### SHORT TASK
Your task is to print the material below exactly as presented.

** BEGIN SUPPLIED DATA **

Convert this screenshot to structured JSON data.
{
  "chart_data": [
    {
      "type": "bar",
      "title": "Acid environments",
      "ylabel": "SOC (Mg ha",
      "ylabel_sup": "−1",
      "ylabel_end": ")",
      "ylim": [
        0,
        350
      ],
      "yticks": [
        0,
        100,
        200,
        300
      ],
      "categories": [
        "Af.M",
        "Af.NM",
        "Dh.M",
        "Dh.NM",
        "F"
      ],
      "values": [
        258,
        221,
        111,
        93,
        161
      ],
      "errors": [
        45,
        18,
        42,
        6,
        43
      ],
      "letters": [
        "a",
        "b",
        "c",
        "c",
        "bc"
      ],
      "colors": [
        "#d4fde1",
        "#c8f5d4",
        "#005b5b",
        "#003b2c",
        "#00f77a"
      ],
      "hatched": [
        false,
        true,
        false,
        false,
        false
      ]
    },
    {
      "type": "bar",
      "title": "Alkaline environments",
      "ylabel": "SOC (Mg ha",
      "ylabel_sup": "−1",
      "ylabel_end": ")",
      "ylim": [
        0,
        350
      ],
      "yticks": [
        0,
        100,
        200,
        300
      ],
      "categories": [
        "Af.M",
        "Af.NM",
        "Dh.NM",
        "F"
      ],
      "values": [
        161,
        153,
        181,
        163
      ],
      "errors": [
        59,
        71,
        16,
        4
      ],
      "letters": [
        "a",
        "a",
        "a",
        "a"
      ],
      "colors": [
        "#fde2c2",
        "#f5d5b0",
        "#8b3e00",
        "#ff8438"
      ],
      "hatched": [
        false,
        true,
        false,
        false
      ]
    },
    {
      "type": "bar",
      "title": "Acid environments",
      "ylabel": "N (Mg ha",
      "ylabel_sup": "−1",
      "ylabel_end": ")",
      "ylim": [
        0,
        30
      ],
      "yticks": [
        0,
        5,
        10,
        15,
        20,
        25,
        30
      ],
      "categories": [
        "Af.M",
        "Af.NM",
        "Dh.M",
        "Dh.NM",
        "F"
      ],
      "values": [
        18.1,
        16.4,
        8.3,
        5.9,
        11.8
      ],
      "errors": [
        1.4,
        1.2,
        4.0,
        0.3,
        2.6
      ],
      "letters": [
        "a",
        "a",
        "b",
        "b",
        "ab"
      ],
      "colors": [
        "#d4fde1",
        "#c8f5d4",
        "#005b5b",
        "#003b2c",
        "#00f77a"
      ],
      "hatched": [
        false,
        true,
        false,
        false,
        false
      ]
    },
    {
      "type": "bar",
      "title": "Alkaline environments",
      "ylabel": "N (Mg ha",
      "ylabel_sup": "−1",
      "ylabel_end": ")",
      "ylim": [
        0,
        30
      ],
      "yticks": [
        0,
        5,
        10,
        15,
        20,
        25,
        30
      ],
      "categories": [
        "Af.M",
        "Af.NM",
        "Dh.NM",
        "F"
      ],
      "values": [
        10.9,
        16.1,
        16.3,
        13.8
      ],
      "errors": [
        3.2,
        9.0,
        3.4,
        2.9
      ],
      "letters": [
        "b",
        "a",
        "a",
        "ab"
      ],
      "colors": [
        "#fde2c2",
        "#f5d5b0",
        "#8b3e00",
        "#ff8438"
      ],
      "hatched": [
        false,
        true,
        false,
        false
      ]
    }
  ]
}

** END SUPPLIED DATA **

### THE REPLY
Convert this screenshot to structured JSON data.
{
  "chart_data": [
    {
      "type": "bar",
      "title": "Acid environments",
      "ylabel": "SOC (Mg ha",
      "ylabel_sup": "−1",
      "ylabel_end": ")",
      "ylim": [
        0,
        350
      ],
      "yticks": [
        0,
        100,
        200,
        300
      ],
      "categories": [
        "Af.M",
        "Af.NM",
        "Dh.M",
        "Dh.NM",
        "F"
      ],
      "values": [
        258,
        221,
        111,
        93,
        161
      ],
      "errors": [
        45,
        18,
        42,
        6,
        43
      ],
      "letters": [
        "a",
        "b",
        "c",
        "c",
        "bc"
      ],
      "colors": [
        "#d4fde1",
        "#c8f5d4",
        "#005b5b",
        "#003b2c",
        "#00f77a"
      ],
      "hatched": [
        false,
        true,
        false,
        false,
        false
      ]
    },
    {
      "type": "bar",
      "title": "Alkaline environments",
      "ylabel": "SOC (Mg ha",
      "ylabel_sup": "−1",
      "ylabel_end": ")",
      "ylim": [
        0,
        350
      ],
      "yticks": [
        0,
        100,
        200,
        300
      ],
      "categories": [
        "Af.M",
        "Af.NM",
        "Dh.NM",
        "F"
      ],
      "values": [
        161,
        153,
        181,
        163
      ],
      "errors": [
        59,
        71,
        16,
        4
      ],
      "letters": [
        "a",
        "a",
        "a",
        "a"
      ],
      "colors": [
        "#fde2c2",
        "#f5d5b0",
        "#8b3e00",
        "#ff8438"
      ],
      "hatched": [
        false,
        true,
        false,
        false
      ]
    },
    {
      "type": "bar",
      "title": "Acid environments",
      "ylabel": "N (Mg ha",
      "ylabel_sup": "−1",
      "ylabel_end": ")",
      "ylim": [
        0,
        30
      ],
      "yticks": [
        0,
        5,
        10,
        15,
        20,
        25,
        30
      ],
      "categories": [
        "Af.M",
        "Af.NM",
        "Dh.M",
        "Dh.NM",
        "F"
      ],
      "values": [
        18.1,
        16.4,
        8.3,
        5.9,
        11.8
      ],
      "errors": [
        1.4,
        1.2,
        4.0,
        0.3,
        2.6
      ],
      "letters": [
        "a",
        "a",
        "b",
        "b",
        "ab"
      ],
      "colors": [
        "#d4fde1",
        "#c8f5d4",
        "#005b5b",
        "#003b2c",
        "#00f77a"
      ],
      "hatched": [
        false,
        true,
        false,
        false,
        false
      ]
    },
    {
      "type": "bar",
      "title": "Alkaline environments",
      "ylabel": "N (Mg ha",
      "ylabel_sup": "−1",
      "ylabel_end": ")",
      "ylim": [
        0,
        30
      ],
      "yticks": [
        0,
        5,
        10,
        15,
        20,
        25,
        30
      ],
      "categories": [
        "Af.M",
        "Af.NM",
        "Dh.NM",
        "F"
      ],
      "values": [
        10.9,
        16.1,
        16.3,
        13.8
      ],
      "errors": [
        3.2,
        9.0,
        3.4,
        2.9
      ],
      "letters": [
        "b",
        "a",
        "a",
        "ab"
      ],
      "colors": [
        "#fde2c2",
        "#f5d5b0",
        "#8b3e00",
        "#ff8438"
      ],
      "hatched": [
        false,
        true,
        false,
        false
      ]
    }
  ]
}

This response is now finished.